» The exercise: Answer with nothing but the number of lines that include the word "emoji".

-- -- --

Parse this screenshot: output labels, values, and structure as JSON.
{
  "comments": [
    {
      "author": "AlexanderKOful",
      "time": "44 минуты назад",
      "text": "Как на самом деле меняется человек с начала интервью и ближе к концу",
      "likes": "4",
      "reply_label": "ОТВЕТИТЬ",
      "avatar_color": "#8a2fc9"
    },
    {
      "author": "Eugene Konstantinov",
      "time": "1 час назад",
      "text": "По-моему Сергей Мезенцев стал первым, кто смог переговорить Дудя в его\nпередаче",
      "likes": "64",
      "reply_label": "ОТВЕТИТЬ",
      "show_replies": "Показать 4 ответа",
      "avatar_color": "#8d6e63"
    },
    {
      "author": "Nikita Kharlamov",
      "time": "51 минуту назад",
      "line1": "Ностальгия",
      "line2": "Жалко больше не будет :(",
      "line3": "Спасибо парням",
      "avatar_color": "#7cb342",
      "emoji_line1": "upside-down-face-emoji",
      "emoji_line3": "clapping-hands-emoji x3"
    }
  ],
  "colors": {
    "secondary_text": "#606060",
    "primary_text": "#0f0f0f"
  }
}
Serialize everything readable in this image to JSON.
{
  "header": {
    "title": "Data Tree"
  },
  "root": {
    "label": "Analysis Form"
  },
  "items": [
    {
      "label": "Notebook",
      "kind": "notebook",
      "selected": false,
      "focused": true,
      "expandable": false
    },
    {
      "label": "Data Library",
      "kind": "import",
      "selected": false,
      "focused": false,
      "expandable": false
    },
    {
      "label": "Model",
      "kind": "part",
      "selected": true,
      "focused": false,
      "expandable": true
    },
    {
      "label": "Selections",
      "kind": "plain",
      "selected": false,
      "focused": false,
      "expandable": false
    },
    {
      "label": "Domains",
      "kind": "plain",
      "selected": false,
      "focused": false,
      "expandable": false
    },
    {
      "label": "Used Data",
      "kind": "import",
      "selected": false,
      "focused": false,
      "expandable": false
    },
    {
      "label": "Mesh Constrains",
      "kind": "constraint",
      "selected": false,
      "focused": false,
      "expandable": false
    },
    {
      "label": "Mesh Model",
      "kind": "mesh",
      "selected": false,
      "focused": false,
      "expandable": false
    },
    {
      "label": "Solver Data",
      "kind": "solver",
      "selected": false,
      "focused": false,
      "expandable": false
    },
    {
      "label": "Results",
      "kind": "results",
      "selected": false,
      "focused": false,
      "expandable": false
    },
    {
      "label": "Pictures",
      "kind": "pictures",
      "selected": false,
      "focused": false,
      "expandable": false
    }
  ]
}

-- -- --

» Task result: 2